AIM OF THE TASK:
Using the listing below, please gather every line containing the word "Backup".

DATA ENTRIES:
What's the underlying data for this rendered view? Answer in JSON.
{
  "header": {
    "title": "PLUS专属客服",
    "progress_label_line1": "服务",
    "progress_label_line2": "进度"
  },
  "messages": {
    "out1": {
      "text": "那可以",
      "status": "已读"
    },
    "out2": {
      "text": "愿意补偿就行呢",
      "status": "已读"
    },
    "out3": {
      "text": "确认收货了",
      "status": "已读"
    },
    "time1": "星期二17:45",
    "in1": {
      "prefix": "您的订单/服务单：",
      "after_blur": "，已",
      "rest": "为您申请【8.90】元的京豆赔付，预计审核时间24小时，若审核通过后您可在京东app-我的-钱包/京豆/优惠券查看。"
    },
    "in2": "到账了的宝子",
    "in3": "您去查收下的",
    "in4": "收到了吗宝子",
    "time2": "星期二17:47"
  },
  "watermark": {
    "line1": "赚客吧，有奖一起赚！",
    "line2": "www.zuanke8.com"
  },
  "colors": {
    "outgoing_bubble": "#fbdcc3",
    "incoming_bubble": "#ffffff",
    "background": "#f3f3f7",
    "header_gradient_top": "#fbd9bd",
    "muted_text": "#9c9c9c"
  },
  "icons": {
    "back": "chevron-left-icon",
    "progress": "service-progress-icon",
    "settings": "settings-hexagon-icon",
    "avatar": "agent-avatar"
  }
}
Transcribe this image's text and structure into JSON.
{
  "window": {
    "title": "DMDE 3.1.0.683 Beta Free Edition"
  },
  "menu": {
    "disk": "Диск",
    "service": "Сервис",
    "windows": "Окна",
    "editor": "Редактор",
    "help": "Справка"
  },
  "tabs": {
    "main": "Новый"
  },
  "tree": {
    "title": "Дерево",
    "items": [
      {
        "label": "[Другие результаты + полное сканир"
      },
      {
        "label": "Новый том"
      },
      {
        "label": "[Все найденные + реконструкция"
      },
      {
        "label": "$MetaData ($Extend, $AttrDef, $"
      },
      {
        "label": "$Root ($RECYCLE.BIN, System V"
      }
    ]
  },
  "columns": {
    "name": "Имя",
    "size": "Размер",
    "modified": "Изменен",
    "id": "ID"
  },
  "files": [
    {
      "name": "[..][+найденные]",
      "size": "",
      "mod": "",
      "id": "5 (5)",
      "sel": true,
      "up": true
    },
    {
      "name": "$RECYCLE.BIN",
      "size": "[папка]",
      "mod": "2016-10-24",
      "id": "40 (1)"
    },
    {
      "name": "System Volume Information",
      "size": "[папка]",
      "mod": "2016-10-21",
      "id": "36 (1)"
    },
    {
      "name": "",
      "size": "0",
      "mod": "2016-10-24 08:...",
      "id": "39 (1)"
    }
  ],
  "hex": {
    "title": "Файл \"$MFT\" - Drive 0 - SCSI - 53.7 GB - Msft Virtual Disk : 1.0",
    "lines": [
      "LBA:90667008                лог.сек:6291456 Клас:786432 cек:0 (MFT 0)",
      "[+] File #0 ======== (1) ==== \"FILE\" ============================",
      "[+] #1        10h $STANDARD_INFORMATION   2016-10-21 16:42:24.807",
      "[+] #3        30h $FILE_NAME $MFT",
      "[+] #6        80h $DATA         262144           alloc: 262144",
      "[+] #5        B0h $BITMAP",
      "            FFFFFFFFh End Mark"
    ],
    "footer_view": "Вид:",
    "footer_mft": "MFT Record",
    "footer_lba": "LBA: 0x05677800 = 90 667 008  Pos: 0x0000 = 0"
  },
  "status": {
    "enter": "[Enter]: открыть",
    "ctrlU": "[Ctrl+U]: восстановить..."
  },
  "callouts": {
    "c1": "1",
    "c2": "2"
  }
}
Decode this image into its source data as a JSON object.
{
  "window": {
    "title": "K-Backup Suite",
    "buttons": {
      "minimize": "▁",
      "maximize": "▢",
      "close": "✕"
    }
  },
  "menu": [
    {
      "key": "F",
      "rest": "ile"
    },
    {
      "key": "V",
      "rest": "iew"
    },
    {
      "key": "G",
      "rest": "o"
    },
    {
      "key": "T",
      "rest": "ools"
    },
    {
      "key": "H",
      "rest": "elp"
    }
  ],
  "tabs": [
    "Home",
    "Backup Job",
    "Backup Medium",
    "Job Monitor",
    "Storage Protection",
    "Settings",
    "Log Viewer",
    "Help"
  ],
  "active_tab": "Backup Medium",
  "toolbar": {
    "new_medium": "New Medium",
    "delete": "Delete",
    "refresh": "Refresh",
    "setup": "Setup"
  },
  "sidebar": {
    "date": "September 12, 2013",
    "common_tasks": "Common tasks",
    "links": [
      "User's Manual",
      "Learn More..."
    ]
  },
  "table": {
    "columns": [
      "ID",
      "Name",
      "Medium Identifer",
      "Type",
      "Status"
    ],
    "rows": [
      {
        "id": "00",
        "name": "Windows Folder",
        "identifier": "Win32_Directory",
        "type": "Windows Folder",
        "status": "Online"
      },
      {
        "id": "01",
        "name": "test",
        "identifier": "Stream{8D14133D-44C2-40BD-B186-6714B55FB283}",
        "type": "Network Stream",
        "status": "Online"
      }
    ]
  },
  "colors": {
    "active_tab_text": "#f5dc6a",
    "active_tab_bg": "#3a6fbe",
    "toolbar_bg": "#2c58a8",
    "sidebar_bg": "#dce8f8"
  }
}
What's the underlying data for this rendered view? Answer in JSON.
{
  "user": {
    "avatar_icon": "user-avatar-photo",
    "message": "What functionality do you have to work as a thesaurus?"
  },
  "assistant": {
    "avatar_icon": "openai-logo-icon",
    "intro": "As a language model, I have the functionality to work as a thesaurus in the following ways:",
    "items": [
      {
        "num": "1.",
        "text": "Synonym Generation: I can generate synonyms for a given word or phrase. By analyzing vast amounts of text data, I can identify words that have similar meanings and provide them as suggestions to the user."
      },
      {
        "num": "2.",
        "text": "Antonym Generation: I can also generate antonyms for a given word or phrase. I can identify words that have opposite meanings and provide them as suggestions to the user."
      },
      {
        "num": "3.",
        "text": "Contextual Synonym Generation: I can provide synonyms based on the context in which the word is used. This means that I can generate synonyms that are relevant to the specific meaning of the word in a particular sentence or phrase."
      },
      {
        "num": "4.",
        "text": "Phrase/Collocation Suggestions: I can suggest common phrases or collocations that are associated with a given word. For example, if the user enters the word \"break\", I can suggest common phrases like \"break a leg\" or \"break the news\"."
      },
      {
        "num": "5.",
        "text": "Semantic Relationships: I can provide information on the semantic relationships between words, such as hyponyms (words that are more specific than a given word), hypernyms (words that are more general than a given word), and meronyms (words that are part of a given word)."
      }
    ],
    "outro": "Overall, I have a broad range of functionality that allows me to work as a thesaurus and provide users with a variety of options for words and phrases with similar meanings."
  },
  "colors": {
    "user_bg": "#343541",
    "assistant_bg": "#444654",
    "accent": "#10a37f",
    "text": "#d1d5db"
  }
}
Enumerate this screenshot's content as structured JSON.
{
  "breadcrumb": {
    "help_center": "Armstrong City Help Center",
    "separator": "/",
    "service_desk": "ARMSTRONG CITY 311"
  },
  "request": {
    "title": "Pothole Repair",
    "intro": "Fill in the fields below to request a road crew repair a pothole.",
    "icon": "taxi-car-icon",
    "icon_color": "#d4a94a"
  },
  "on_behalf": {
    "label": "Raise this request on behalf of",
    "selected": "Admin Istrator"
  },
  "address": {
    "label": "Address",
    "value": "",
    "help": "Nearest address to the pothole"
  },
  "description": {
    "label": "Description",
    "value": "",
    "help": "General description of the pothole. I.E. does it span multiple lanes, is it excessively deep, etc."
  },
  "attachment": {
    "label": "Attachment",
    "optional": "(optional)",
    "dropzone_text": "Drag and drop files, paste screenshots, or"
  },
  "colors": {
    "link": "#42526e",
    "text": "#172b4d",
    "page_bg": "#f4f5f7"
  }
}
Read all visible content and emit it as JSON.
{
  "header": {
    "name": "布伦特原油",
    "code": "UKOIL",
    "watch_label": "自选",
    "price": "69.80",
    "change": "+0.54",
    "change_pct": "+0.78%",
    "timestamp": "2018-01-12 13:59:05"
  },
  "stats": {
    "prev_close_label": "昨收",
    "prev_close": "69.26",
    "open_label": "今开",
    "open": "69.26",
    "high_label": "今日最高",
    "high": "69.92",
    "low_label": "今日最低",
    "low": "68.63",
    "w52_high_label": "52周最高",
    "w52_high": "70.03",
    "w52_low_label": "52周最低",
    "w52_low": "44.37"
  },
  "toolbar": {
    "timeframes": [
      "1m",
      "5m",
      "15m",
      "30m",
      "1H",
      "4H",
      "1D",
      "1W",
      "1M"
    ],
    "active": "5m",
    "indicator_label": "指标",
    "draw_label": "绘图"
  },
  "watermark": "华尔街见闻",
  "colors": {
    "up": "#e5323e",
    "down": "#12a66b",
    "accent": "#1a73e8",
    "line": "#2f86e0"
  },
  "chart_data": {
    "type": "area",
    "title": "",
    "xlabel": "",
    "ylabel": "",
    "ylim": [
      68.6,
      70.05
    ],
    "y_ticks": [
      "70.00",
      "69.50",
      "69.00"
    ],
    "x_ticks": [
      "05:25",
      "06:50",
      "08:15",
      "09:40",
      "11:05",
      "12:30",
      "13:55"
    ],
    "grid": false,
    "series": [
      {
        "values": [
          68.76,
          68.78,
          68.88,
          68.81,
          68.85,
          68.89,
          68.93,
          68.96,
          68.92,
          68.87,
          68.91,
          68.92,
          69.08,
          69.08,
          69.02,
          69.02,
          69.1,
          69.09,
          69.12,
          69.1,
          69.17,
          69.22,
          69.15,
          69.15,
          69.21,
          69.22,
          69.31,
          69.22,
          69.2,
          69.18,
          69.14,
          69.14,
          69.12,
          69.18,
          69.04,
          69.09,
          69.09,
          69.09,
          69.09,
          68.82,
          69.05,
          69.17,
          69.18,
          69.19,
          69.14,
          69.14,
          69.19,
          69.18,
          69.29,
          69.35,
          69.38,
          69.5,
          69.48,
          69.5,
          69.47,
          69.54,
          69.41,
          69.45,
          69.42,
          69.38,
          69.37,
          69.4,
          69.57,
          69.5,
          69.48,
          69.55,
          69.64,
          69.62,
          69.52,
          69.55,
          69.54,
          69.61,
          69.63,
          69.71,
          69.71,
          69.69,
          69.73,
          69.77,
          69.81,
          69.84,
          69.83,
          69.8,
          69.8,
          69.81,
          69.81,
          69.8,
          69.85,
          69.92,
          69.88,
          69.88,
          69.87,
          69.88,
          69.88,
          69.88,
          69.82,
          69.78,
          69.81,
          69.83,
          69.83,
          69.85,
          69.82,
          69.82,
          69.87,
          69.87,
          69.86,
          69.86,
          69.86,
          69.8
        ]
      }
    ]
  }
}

EXERCISE OUTPUT:
    "title": "K-Backup Suite",
    "Backup Job",
    "Backup Medium",
  "active_tab": "Backup Medium",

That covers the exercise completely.